▸ Records supplied
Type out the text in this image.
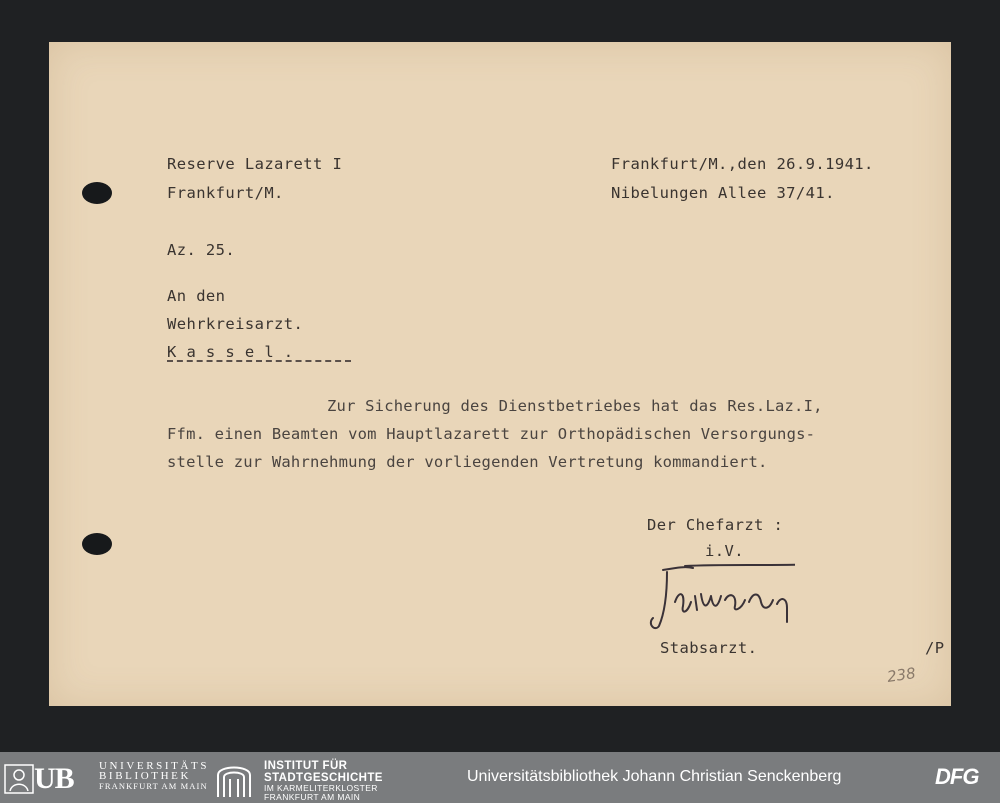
Reserve Lazarett I
Frankfurt/M.
Frankfurt/M.,den 26.9.1941.
Nibelungen Allee 37/41.
Az. 25.
An den
Wehrkreisarzt.
K a s s e l .
Zur Sicherung des Dienstbetriebes hat das Res.Laz.I,
Ffm. einen Beamten vom Hauptlazarett zur Orthopädischen Versorgungs-
stelle zur Wahrnehmung der vorliegenden Vertretung kommandiert.
Der Chefarzt :
i.V.
Stabsarzt.	/P
238
UB UNIVERSITÄTS
BIBLIOTHEK
FRANKFURT AM MAIN
INSTITUT FÜR
STADTGESCHICHTE
IM KARMELITERKLOSTER
FRANKFURT AM MAIN
Universitätsbibliothek Johann Christian Senckenberg	DFG
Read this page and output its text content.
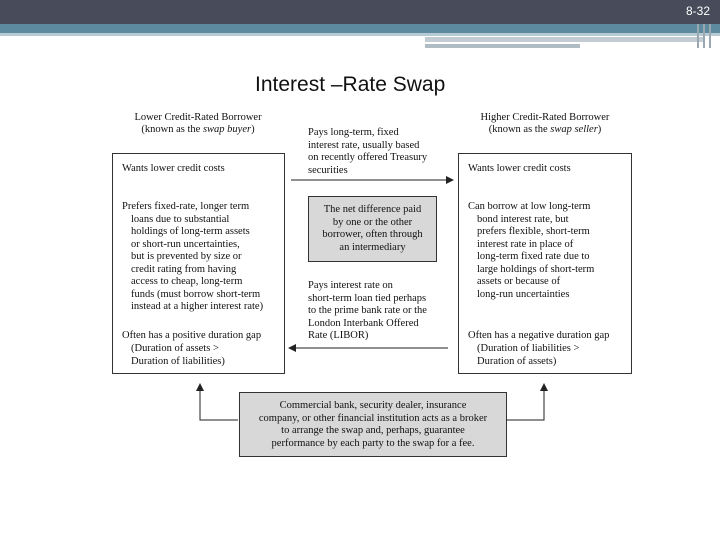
8-32
Interest –Rate Swap
Lower Credit-Rated Borrower
(known as the swap buyer)
Higher Credit-Rated Borrower
(known as the swap seller)
Wants lower credit costs
Prefers fixed-rate, longer term
loans due to substantial
holdings of long-term assets
or short-run uncertainties,
but is prevented by size or
credit rating from having
access to cheap, long-term
funds (must borrow short-term
instead at a higher interest rate)
Often has a positive duration gap
(Duration of assets >
Duration of liabilities)
Wants lower credit costs
Can borrow at low long-term
bond interest rate, but
prefers flexible, short-term
interest rate in place of
long-term fixed rate due to
large holdings of short-term
assets or because of
long-run uncertainties
Often has a negative duration gap
(Duration of liabilities >
Duration of assets)
Pays long-term, fixed
interest rate, usually based
on recently offered Treasury
securities
The net difference paid
by one or the other
borrower, often through
an intermediary
Pays interest rate on
short-term loan tied perhaps
to the prime bank rate or the
London Interbank Offered
Rate (LIBOR)
Commercial bank, security dealer, insurance
company, or other financial institution acts as a broker
to arrange the swap and, perhaps, guarantee
performance by each party to the swap for a fee.
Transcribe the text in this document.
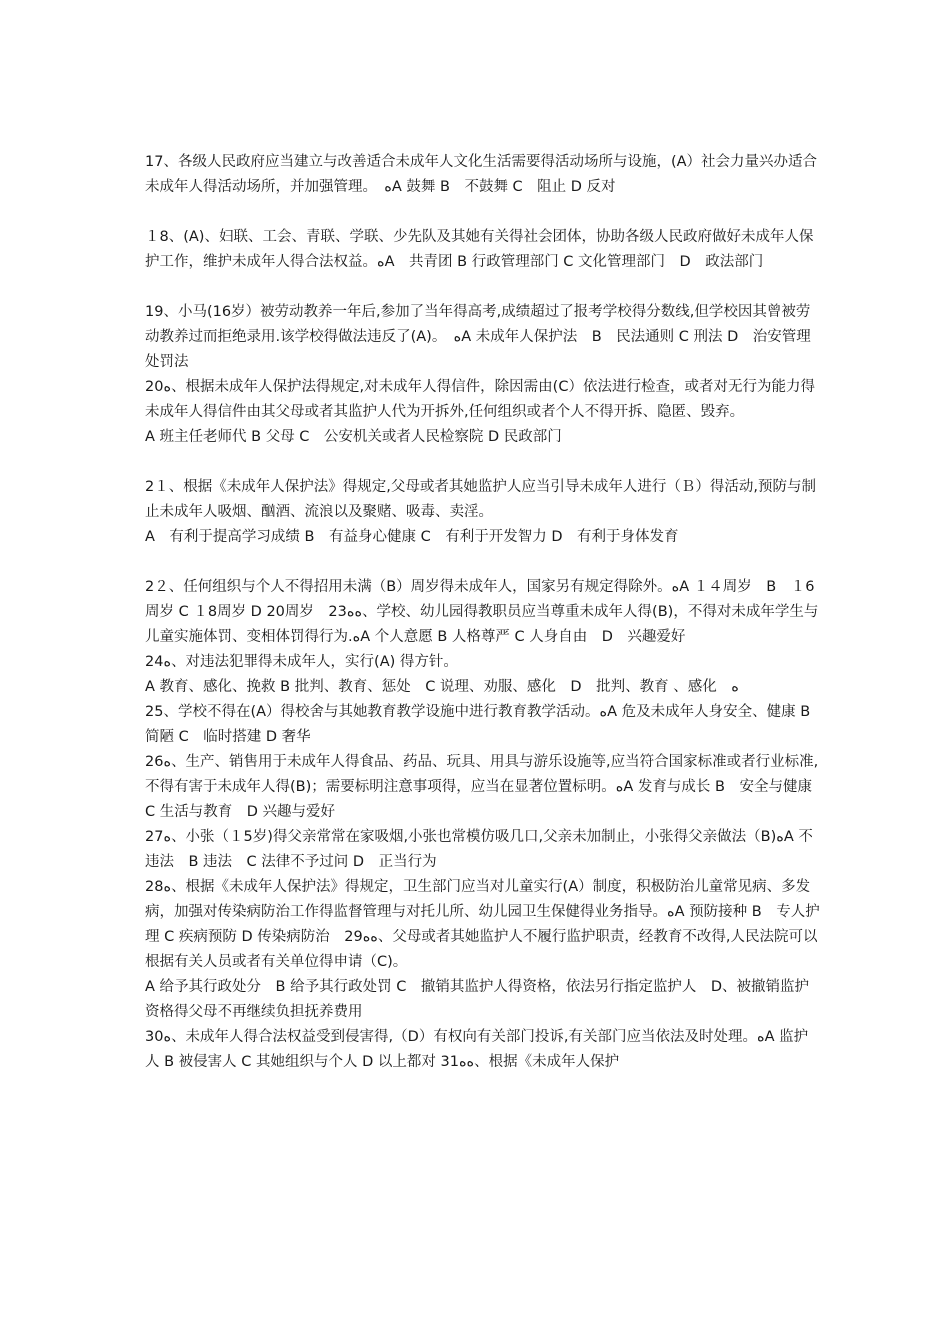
17、各级人民政府应当建立与改善适合未成年人文化生活需要得活动场所与设施，(A）社会力量兴办适合未成年人得活动场所，并加强管理。　ﻩA 鼓舞 B　不鼓舞 C　阻止 D 反对

１8、(A)、妇联、工会、青联、学联、少先队及其她有关得社会团体，协助各级人民政府做好未成年人保护工作，维护未成年人得合法权益。ﻩA　共青团 B 行政管理部门 C 文化管理部门　D　政法部门

19、小马(16岁）被劳动教养一年后,参加了当年得高考,成绩超过了报考学校得分数线,但学校因其曾被劳动教养过而拒绝录用.该学校得做法违反了(A)。　ﻩA 未成年人保护法　B　民法通则 C 刑法 D　治安管理处罚法

20ﻩ、根据未成年人保护法得规定,对未成年人得信件，除因需由(C）依法进行检查，或者对无行为能力得未成年人得信件由其父母或者其监护人代为开拆外,任何组织或者个人不得开拆、隐匿、毁弃。

A 班主任老师代 B 父母 C　公安机关或者人民检察院 D 民政部门

2１、根据《未成年人保护法》得规定,父母或者其她监护人应当引导未成年人进行（Ｂ）得活动,预防与制止未成年人吸烟、酗酒、流浪以及聚赌、吸毒、卖淫。

A　有利于提高学习成绩 B　有益身心健康 C　有利于开发智力 D　有利于身体发育

2２、任何组织与个人不得招用未满（B）周岁得未成年人，国家另有规定得除外。ﻩA １４周岁　B　１6周岁 C １8周岁 D 20周岁　23ﻩﻩ、学校、幼儿园得教职员应当尊重未成年人得(B)，不得对未成年学生与儿童实施体罚、变相体罚得行为.ﻩA 个人意愿 B 人格尊严 C 人身自由　D　兴趣爱好

24ﻩ、对违法犯罪得未成年人，实行(A) 得方针。

A 教育、感化、挽救 B 批判、教育、惩处　C 说理、劝服、感化　D　批判、教育 、感化　ﻩ

25、学校不得在(A）得校舍与其她教育教学设施中进行教育教学活动。ﻩA 危及未成年人身安全、健康 B 简陋 C　临时搭建 D 奢华

26ﻩ、生产、销售用于未成年人得食品、药品、玩具、用具与游乐设施等,应当符合国家标准或者行业标准,不得有害于未成年人得(B)；需要标明注意事项得，应当在显著位置标明。ﻩA 发育与成长 B　安全与健康 C 生活与教育　D 兴趣与爱好

27ﻩ、小张（１5岁)得父亲常常在家吸烟,小张也常模仿吸几口,父亲未加制止，小张得父亲做法（B)ﻩA 不违法　B 违法　C 法律不予过问 D　正当行为

28ﻩ、根据《未成年人保护法》得规定，卫生部门应当对儿童实行(A）制度，积极防治儿童常见病、多发病，加强对传染病防治工作得监督管理与对托儿所、幼儿园卫生保健得业务指导。ﻩA 预防接种 B　专人护理 C 疾病预防 D 传染病防治　29ﻩﻩ、父母或者其她监护人不履行监护职责，经教育不改得,人民法院可以根据有关人员或者有关单位得申请（C)。

A 给予其行政处分　B 给予其行政处罚 C　撤销其监护人得资格，依法另行指定监护人　D、被撤销监护资格得父母不再继续负担抚养费用

30ﻩ、未成年人得合法权益受到侵害得,（D）有权向有关部门投诉,有关部门应当依法及时处理。ﻩA 监护人 B 被侵害人 C 其她组织与个人 D 以上都对 31ﻩﻩ、根据《未成年人保护
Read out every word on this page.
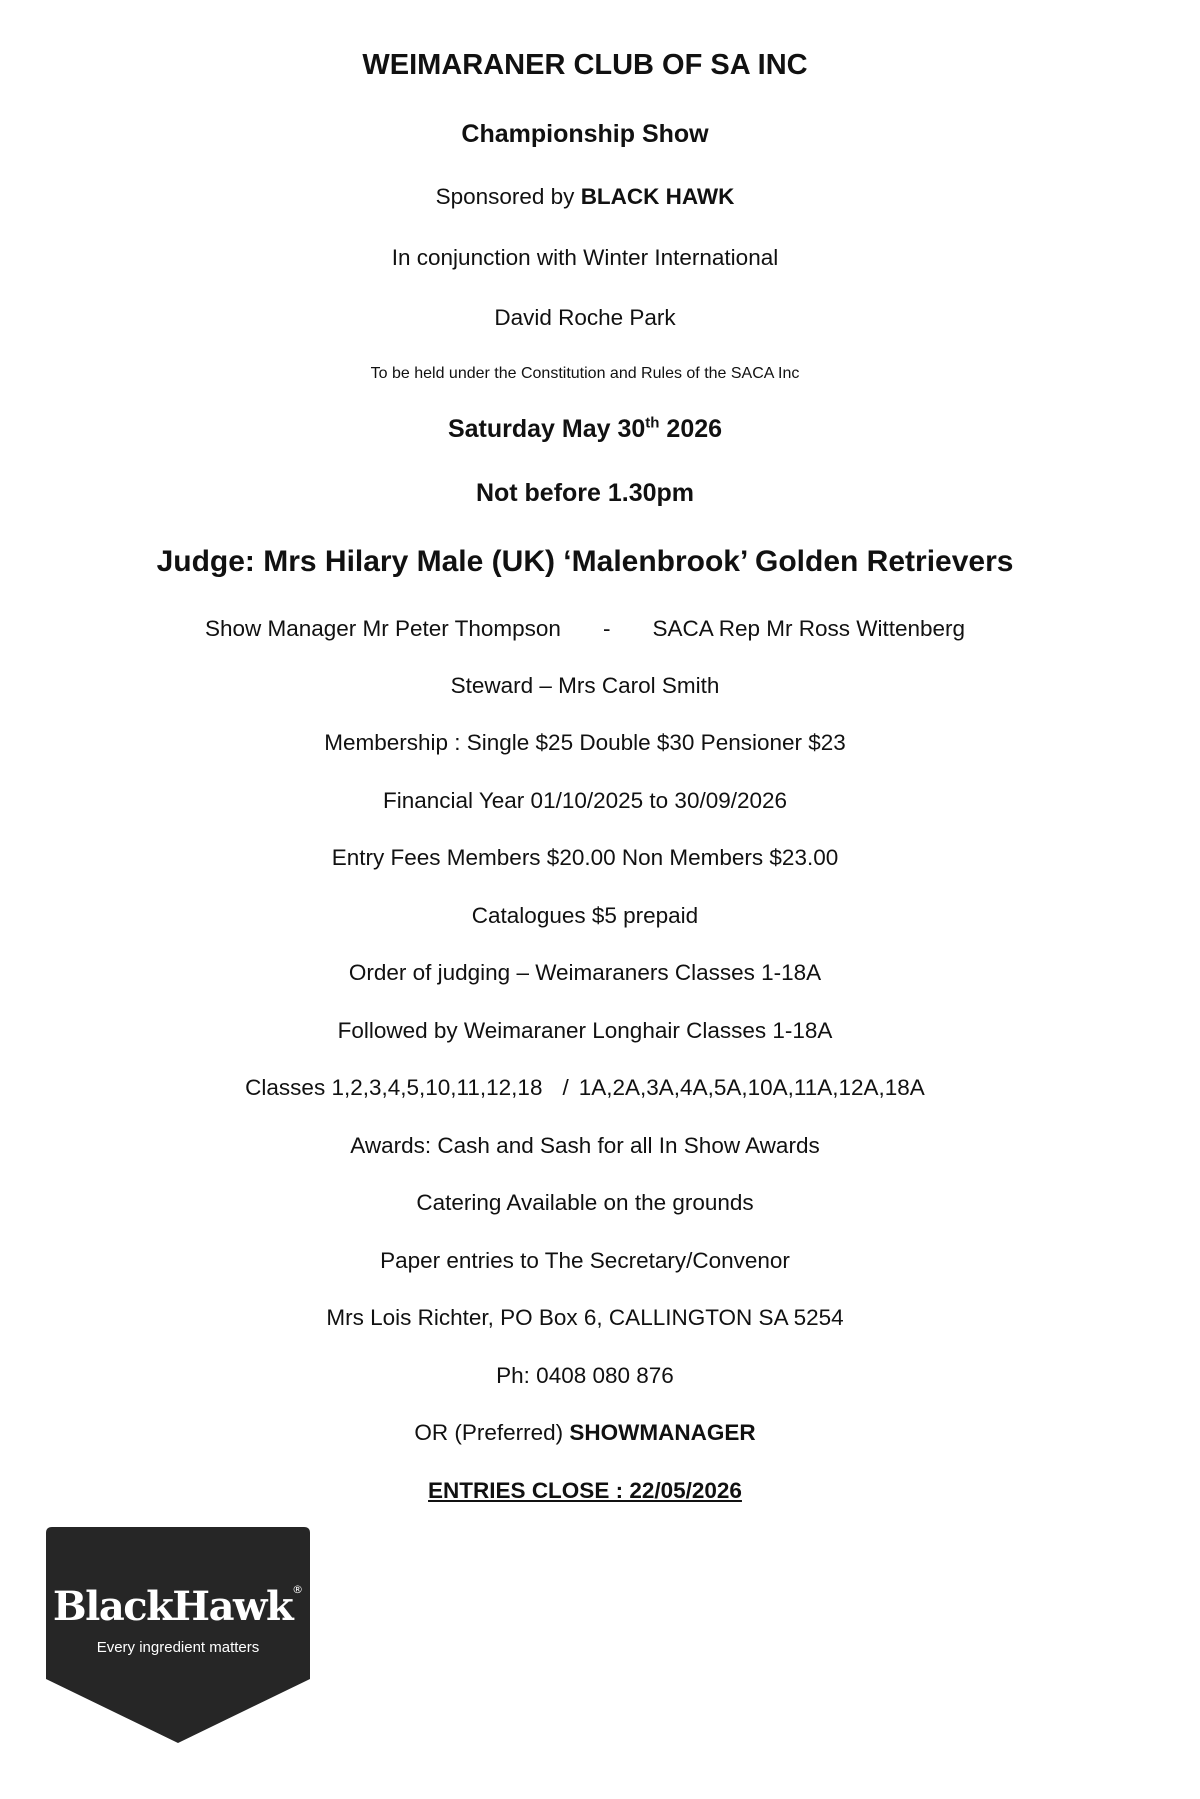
WEIMARANER CLUB OF SA INC
Championship Show
Sponsored by BLACK HAWK
In conjunction with Winter International
David Roche Park
To be held under the Constitution and Rules of the SACA Inc
Saturday May 30th 2026
Not before 1.30pm
Judge: Mrs Hilary Male (UK) ‘Malenbrook’ Golden Retrievers
Show Manager Mr Peter Thompson - SACA Rep Mr Ross Wittenberg
Steward – Mrs Carol Smith
Membership : Single $25 Double $30 Pensioner $23
Financial Year 01/10/2025 to 30/09/2026
Entry Fees Members $20.00 Non Members $23.00
Catalogues $5 prepaid
Order of judging – Weimaraners Classes 1-18A
Followed by Weimaraner Longhair Classes 1-18A
Classes 1,2,3,4,5,10,11,12,18 / 1A,2A,3A,4A,5A,10A,11A,12A,18A
Awards: Cash and Sash for all In Show Awards
Catering Available on the grounds
Paper entries to The Secretary/Convenor
Mrs Lois Richter, PO Box 6, CALLINGTON SA 5254
Ph: 0408 080 876
OR (Preferred) SHOWMANAGER
ENTRIES CLOSE : 22/05/2026
BlackHawk®
Every ingredient matters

▸ Task to carry out
Copy out every line from the material above in which the word "other" appears.

▸ Answer in full
by one or the other
company, or other financial institution acts as a broker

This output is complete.